* _TRECHO DE ORIGEM_:
○ ○ ○

Culto de ação de graças pela posse de André Mendonça no STF, realizado na Catedral Baleia, em Brasília - Tainá Andrade/UOL
Culto de ação de graças pela posse de André Mendonça no STF, realizado na Catedral Baleia, em Brasília
Imagem: Tainá Andrade/UOL

Tainá Andrade

Colaboração para o TAB, de Brasília

17/12/2021 10h05Atualizada em 19/12/2021 20h55

Edvaldo Jesus, 70, "carrega a marca" de Cristo no sobrenome. O prestador de serviços em obras no entorno de Brasília conta que não teria como fugir da sina e da função de presbítero exercida em Águas Lindas de Goiás na Assembleia de Deus do Gama (ADEG), Ministério de Madureira.

De Gama (cidade-satélite do Distrito Federal) até Brasília são 50 quilômetros — ou 48 minutos de estrada, marcados pelo GPS. Edvaldo teve de percorrer mais ou menos essa distância para chegar ao Culto de Ação de Graças pela posse de André Mendonça, novo ministro do STF (Supremo Tribunal Federal).

O convite foi recebido em cima da hora, mas Edvaldo não pensou duas vezes. Largou a mulher para trás e foi.
Marcado para começar às 18h30 na Catedral da Baleia, sede da Conamad (Convenção Nacional das Assembleias de Deus -- Ministério de Madureira), não houve atrasos.

Apesar de estar dentro do Plano Piloto, a localização do templo imponente onde cabem 4 mil pessoas sentadas é discreta. A intensa movimentação, tanto de fiéis quanto de automóveis e seguranças do evento, parou o trânsito.

Uma das entradas dava acesso à parte de trás da igreja, cujo estacionamento estava abarrotado — os carros estavam separados entre veículos oficiais de autoridades e os dos cidadãos comuns. Pessoas de roupas simples, umas ao lado da outras, se espichavam em um corrimão de ferro para tentar ver o fluxo.

A outra entrada era via credenciamento. A quem passava por ali, recepcionistas entregavam um adesivo escrito "Brasil", que deveria ser colado na roupa ou no corpo para liberar a passagem. Havia detector de metal e revista em bolsas e mochilas.

○ ○ ○

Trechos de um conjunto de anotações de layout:
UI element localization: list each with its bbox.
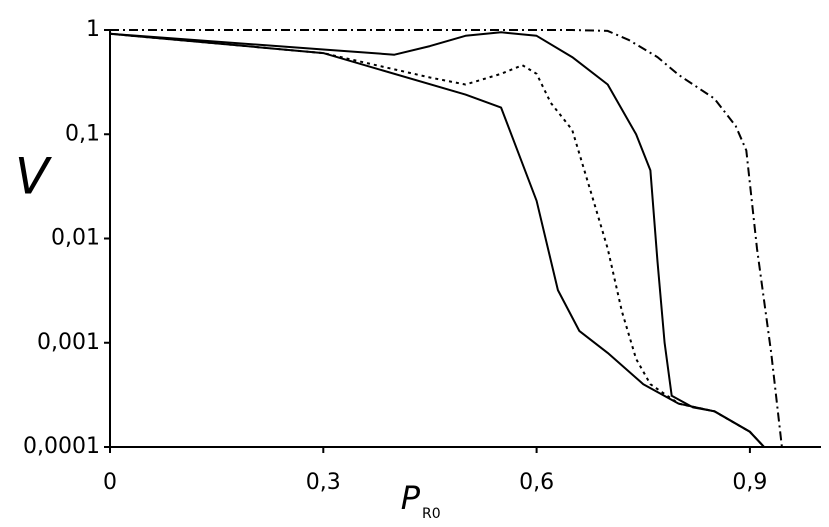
series-line xyxy=(110,29,783,448)
x-tick-label: 0,6 xyxy=(519,470,554,495)
y-tick-label: 0,01 xyxy=(51,226,100,251)
series-line xyxy=(109,32,765,448)
x-tick-label: 0,9 xyxy=(732,470,767,495)
x-axis-label-sub: R0 xyxy=(422,506,441,522)
y-tick-label: 1 xyxy=(86,17,100,42)
x-tick-label: 0,3 xyxy=(306,470,341,495)
y-tick-label: 0,001 xyxy=(37,330,100,355)
series-line xyxy=(109,32,765,448)
x-tick-label: 0 xyxy=(103,470,117,495)
series-line xyxy=(109,31,765,448)
y-tick-label: 0,0001 xyxy=(23,434,100,459)
x-axis-label: P xyxy=(401,479,421,517)
y-tick-label: 0,1 xyxy=(65,121,100,146)
y-axis-label: V xyxy=(15,148,53,206)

○ ○ ○

* _TAREFA A FAZER_: Continue a reportagem sobre o culto pela posse de André Mendonça a partir do ponto em que ela para. Os itens não entram em nada aqui.

* _RESULTADO DA TAREFA_:
O presidente Jair Bolsonaro e sua mulher, Michelle, na entrada da sede da Assembleia de Deus Ministério Madureira, em Brasília - Tainá Andrade/UOL - Tainá Andrade/UOL
O presidente Jair Bolsonaro e sua mulher, Michelle, na entrada da sede da Assembleia de Deus - Ministério de Madureira, em Brasília
Imagem: Tainá Andrade/UOL

Meia volta, volver

Um rapaz altivo, de óculos de grau e cabelos pretos, com um broche da Secom (Secretaria de Comunicação) no paletó, veio até a reportagem de TAB para impedir a entrada. A razão: o presidente estaria no culto.

"Imprensa não entra. Se eu fosse vocês, iria comer um pão de queijo ali na frente junto com os colegas do Poder 360 e do Valor", disse ele, apontando para o portão. "A não ser que você seja fiel, mas tem de estar na lista do bispo."

A fila extensa andava rápido pela agilidade dos funcionários. Consegui entrar no santuário logo na primeira tentativa. Diferentemente do que dissera o assessor de imprensa da Presidência, não havia ninguém conferindo lista de nomes.

Muitas pessoas trabalhavam para que o culto do "terrivelmente evangélico" novo ministro acontecesse dentro do previsto. O cerimonial estava a cargo da Conamad, acostumada a conferências e eventos religiosos com milhares de pessoas. Era essa a sigla que estampava o convite digital recebido por parlamentares e autoridades.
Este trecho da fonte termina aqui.